# [Required task]
Lines holding the string "modul" are the ones to copy from this listing.

# [Information provided]
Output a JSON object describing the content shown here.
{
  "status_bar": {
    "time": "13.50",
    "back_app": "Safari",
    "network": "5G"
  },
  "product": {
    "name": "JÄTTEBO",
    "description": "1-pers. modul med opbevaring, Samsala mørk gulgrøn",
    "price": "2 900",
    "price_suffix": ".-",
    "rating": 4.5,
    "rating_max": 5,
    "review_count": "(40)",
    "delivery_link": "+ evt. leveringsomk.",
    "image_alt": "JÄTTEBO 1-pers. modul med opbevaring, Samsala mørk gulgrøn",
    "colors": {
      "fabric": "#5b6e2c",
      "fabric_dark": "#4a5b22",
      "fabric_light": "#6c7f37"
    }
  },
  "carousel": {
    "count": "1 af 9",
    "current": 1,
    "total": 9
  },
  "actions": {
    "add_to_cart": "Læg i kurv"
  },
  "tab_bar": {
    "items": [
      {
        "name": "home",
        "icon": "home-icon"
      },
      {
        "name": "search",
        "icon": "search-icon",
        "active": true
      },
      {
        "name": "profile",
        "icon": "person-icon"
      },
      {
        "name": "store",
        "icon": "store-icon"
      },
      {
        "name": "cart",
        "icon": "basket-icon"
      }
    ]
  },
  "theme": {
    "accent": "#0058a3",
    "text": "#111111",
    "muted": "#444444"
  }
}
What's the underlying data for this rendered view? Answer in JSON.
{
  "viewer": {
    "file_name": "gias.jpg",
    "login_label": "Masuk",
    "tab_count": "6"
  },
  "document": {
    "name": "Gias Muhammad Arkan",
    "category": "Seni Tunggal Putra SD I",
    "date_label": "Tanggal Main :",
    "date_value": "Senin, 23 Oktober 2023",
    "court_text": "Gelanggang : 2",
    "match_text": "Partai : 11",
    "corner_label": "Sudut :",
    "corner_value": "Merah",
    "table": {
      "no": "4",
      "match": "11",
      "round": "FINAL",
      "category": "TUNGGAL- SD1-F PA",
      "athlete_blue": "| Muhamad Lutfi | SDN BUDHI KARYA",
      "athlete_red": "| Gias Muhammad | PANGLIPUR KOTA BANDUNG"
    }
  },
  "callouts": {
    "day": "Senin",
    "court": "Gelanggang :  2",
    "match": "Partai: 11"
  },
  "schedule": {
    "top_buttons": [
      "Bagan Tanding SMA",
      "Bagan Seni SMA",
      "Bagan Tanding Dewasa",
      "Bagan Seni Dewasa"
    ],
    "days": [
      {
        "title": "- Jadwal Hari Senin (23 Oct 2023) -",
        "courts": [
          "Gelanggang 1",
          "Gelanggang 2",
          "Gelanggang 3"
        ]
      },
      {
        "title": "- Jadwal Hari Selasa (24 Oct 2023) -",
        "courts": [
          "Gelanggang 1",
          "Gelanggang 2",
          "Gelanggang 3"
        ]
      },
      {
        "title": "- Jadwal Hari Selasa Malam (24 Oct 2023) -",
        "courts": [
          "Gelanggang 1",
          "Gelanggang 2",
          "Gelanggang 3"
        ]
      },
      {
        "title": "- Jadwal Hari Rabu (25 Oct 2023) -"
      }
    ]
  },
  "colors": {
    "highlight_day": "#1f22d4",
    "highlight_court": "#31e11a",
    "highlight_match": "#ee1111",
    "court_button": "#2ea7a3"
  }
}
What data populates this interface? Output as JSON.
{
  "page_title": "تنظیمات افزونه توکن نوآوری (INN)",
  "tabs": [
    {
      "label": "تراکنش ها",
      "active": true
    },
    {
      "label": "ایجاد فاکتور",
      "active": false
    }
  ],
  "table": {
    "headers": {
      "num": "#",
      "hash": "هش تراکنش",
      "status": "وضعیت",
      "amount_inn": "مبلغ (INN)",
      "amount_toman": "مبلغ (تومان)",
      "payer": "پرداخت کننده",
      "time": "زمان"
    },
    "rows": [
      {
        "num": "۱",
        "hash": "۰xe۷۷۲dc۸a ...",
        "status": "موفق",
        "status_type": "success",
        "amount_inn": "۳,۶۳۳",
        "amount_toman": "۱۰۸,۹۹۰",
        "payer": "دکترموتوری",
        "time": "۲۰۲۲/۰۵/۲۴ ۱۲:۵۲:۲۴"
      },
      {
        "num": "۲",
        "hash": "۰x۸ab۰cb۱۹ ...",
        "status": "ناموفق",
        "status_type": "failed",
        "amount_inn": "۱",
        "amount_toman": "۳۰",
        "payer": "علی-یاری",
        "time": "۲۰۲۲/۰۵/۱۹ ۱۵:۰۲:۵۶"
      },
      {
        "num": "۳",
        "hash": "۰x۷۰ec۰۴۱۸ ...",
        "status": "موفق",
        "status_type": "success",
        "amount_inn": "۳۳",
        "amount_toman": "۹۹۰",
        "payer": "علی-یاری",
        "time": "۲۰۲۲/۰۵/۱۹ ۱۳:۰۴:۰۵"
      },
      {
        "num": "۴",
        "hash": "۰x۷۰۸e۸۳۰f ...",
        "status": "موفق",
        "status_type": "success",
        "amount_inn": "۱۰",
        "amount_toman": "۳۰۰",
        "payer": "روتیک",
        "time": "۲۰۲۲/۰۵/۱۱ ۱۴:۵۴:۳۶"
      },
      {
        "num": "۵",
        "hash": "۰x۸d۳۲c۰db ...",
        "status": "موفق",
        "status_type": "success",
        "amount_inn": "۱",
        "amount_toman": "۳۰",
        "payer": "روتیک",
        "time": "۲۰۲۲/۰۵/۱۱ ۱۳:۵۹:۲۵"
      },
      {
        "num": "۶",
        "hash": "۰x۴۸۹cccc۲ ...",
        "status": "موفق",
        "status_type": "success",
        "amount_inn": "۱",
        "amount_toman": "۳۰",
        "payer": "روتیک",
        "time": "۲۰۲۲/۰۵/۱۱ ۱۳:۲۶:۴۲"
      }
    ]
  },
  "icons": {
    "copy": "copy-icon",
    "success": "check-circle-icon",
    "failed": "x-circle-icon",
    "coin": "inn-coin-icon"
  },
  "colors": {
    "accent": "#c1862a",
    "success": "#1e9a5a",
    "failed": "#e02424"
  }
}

# [Reply to the task]
    "description": "1-pers. modul med opbevaring, Samsala mørk gulgrøn",
    "image_alt": "JÄTTEBO 1-pers. modul med opbevaring, Samsala mørk gulgrøn",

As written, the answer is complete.